**Input rows**
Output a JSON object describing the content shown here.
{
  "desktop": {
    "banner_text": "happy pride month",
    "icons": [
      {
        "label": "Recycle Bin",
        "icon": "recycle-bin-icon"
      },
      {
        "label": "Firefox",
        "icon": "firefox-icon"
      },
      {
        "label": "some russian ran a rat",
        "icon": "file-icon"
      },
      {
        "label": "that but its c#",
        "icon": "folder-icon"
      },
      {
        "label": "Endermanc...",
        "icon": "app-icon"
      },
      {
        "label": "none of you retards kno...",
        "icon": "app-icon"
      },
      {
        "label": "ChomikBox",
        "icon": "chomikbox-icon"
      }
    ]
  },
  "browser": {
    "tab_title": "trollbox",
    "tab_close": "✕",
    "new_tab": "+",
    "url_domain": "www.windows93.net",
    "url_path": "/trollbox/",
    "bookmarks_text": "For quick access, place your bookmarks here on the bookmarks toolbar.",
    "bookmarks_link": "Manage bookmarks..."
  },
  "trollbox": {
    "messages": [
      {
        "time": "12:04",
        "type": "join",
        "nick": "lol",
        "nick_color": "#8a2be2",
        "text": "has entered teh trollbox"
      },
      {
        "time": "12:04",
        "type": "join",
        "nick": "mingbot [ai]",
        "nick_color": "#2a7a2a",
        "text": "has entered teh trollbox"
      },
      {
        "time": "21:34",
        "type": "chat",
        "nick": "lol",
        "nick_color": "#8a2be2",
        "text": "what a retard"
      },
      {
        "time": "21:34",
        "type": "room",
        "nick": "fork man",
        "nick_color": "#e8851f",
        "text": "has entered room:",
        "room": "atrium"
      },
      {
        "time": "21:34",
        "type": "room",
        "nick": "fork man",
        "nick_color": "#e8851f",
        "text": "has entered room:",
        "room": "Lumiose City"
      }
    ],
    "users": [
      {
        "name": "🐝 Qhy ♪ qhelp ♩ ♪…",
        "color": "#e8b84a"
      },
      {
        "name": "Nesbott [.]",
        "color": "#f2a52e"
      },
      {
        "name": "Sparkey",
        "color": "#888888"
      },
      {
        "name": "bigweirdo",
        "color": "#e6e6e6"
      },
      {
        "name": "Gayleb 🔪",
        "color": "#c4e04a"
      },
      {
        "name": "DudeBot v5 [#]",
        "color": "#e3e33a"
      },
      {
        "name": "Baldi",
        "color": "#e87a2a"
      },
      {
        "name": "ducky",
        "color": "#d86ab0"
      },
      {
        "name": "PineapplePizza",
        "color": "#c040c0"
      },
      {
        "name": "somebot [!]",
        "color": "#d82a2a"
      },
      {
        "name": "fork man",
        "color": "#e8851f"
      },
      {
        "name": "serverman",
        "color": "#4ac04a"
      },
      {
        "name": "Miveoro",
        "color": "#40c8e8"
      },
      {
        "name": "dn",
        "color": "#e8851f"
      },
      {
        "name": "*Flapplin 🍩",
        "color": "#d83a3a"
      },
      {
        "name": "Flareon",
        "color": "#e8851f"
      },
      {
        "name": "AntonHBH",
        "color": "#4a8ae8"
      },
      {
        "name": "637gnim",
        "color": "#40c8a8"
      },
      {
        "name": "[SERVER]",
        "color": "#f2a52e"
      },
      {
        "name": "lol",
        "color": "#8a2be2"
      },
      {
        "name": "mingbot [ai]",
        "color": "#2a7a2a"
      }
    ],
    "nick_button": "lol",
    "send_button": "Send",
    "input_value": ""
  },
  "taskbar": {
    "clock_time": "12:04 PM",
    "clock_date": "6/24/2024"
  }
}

**Task goal**
Provide all the records again, word for word.

**In response**
Output a JSON object describing the content shown here.
{
  "desktop": {
    "banner_text": "happy pride month",
    "icons": [
      {
        "label": "Recycle Bin",
        "icon": "recycle-bin-icon"
      },
      {
        "label": "Firefox",
        "icon": "firefox-icon"
      },
      {
        "label": "some russian ran a rat",
        "icon": "file-icon"
      },
      {
        "label": "that but its c#",
        "icon": "folder-icon"
      },
      {
        "label": "Endermanc...",
        "icon": "app-icon"
      },
      {
        "label": "none of you retards kno...",
        "icon": "app-icon"
      },
      {
        "label": "ChomikBox",
        "icon": "chomikbox-icon"
      }
    ]
  },
  "browser": {
    "tab_title": "trollbox",
    "tab_close": "✕",
    "new_tab": "+",
    "url_domain": "www.windows93.net",
    "url_path": "/trollbox/",
    "bookmarks_text": "For quick access, place your bookmarks here on the bookmarks toolbar.",
    "bookmarks_link": "Manage bookmarks..."
  },
  "trollbox": {
    "messages": [
      {
        "time": "12:04",
        "type": "join",
        "nick": "lol",
        "nick_color": "#8a2be2",
        "text": "has entered teh trollbox"
      },
      {
        "time": "12:04",
        "type": "join",
        "nick": "mingbot [ai]",
        "nick_color": "#2a7a2a",
        "text": "has entered teh trollbox"
      },
      {
        "time": "21:34",
        "type": "chat",
        "nick": "lol",
        "nick_color": "#8a2be2",
        "text": "what a retard"
      },
      {
        "time": "21:34",
        "type": "room",
        "nick": "fork man",
        "nick_color": "#e8851f",
        "text": "has entered room:",
        "room": "atrium"
      },
      {
        "time": "21:34",
        "type": "room",
        "nick": "fork man",
        "nick_color": "#e8851f",
        "text": "has entered room:",
        "room": "Lumiose City"
      }
    ],
    "users": [
      {
        "name": "🐝 Qhy ♪ qhelp ♩ ♪…",
        "color": "#e8b84a"
      },
      {
        "name": "Nesbott [.]",
        "color": "#f2a52e"
      },
      {
        "name": "Sparkey",
        "color": "#888888"
      },
      {
        "name": "bigweirdo",
        "color": "#e6e6e6"
      },
      {
        "name": "Gayleb 🔪",
        "color": "#c4e04a"
      },
      {
        "name": "DudeBot v5 [#]",
        "color": "#e3e33a"
      },
      {
        "name": "Baldi",
        "color": "#e87a2a"
      },
      {
        "name": "ducky",
        "color": "#d86ab0"
      },
      {
        "name": "PineapplePizza",
        "color": "#c040c0"
      },
      {
        "name": "somebot [!]",
        "color": "#d82a2a"
      },
      {
        "name": "fork man",
        "color": "#e8851f"
      },
      {
        "name": "serverman",
        "color": "#4ac04a"
      },
      {
        "name": "Miveoro",
        "color": "#40c8e8"
      },
      {
        "name": "dn",
        "color": "#e8851f"
      },
      {
        "name": "*Flapplin 🍩",
        "color": "#d83a3a"
      },
      {
        "name": "Flareon",
        "color": "#e8851f"
      },
      {
        "name": "AntonHBH",
        "color": "#4a8ae8"
      },
      {
        "name": "637gnim",
        "color": "#40c8a8"
      },
      {
        "name": "[SERVER]",
        "color": "#f2a52e"
      },
      {
        "name": "lol",
        "color": "#8a2be2"
      },
      {
        "name": "mingbot [ai]",
        "color": "#2a7a2a"
      }
    ],
    "nick_button": "lol",
    "send_button": "Send",
    "input_value": ""
  },
  "taskbar": {
    "clock_time": "12:04 PM",
    "clock_date": "6/24/2024"
  }
}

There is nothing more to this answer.